Excerpt from a dataset:

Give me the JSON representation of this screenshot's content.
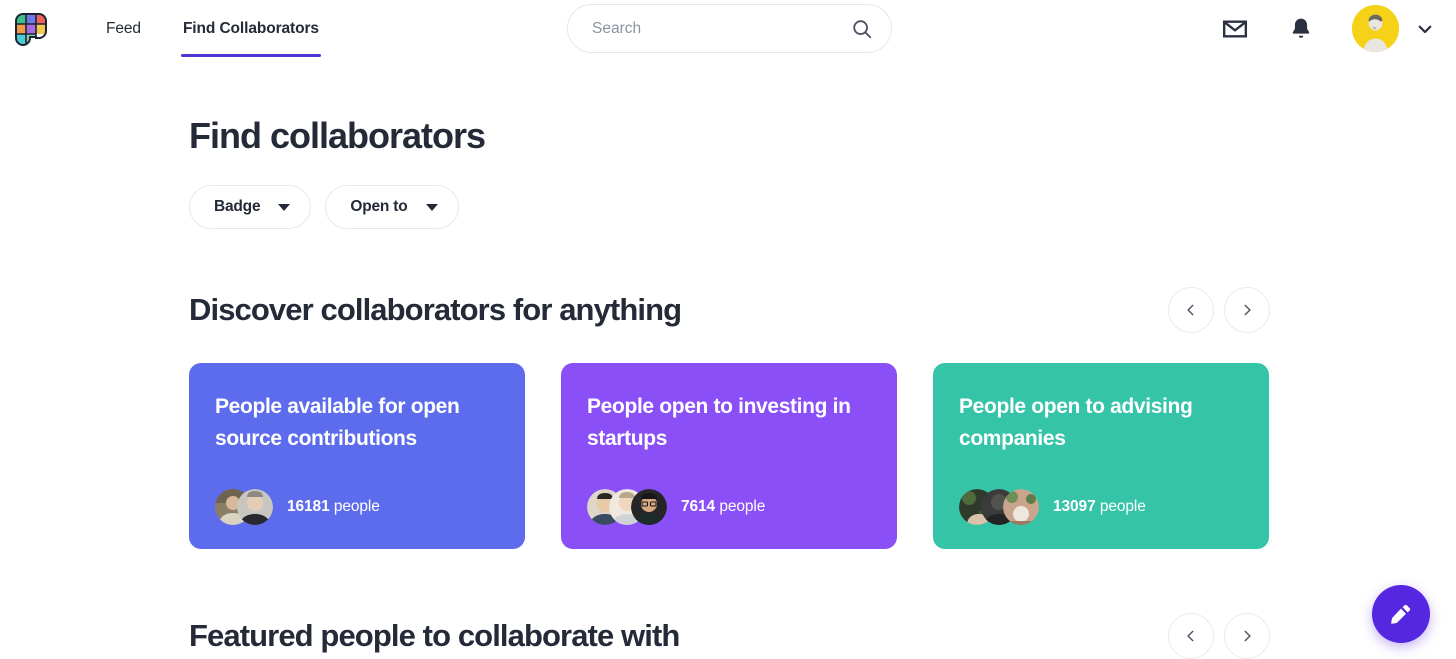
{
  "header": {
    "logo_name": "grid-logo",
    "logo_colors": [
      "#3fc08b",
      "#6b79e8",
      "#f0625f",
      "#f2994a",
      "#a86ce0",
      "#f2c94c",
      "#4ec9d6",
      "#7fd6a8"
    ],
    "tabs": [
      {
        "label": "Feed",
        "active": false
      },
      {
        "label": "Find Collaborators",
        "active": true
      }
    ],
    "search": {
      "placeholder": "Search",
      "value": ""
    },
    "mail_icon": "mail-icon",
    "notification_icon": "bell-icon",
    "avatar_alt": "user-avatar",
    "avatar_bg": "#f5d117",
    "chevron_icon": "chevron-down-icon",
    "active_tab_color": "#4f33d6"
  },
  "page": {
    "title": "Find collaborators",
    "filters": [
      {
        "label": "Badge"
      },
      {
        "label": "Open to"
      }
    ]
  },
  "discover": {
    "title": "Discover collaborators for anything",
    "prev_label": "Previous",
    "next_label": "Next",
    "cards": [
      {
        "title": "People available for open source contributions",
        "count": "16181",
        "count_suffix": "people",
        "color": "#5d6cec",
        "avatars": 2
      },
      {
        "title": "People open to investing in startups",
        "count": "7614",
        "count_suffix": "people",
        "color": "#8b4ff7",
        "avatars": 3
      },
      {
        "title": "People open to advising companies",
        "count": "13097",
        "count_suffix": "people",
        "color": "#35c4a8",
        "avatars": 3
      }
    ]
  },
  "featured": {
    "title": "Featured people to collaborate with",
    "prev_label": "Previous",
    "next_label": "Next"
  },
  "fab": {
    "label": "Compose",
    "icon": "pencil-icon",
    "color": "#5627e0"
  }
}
* * *
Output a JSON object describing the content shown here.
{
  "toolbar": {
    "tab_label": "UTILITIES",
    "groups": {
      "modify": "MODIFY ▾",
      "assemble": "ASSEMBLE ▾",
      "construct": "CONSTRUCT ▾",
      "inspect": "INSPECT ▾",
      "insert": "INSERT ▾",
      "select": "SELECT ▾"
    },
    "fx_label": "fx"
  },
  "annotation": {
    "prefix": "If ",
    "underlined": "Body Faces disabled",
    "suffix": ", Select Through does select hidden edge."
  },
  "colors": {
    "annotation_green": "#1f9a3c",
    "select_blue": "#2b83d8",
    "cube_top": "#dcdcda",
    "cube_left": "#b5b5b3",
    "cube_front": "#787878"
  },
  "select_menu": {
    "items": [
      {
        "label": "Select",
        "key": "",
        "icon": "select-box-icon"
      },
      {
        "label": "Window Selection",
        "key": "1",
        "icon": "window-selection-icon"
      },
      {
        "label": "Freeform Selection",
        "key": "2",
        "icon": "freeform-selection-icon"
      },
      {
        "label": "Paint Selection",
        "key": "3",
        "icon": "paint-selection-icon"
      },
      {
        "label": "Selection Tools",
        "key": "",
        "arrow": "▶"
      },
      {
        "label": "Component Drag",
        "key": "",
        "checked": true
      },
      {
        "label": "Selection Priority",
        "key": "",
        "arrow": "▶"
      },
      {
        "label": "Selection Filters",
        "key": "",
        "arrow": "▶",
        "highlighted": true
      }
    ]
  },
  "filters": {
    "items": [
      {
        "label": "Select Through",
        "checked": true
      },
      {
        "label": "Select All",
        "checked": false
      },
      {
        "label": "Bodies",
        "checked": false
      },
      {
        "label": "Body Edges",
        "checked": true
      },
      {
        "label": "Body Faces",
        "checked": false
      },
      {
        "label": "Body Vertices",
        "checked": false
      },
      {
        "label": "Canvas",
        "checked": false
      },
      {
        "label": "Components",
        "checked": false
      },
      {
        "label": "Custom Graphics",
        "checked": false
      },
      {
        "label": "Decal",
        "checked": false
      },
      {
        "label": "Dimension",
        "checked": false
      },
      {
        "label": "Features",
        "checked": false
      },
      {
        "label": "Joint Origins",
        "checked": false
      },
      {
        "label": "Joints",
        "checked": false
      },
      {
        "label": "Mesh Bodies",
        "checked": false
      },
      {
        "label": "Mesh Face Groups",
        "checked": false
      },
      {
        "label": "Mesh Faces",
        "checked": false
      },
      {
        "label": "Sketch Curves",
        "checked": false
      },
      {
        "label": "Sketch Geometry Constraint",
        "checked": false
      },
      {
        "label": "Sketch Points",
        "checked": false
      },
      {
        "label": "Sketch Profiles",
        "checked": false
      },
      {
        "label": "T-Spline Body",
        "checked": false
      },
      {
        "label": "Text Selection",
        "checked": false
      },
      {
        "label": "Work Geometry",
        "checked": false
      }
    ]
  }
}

» EXERCISE BRIEF:
Search the preceding listing for the word "Through" and pull out every line that holds it.

» SOLUTION TO THIS TASK:
    "suffix": ", Select Through does select hidden edge."
        "label": "Select Through",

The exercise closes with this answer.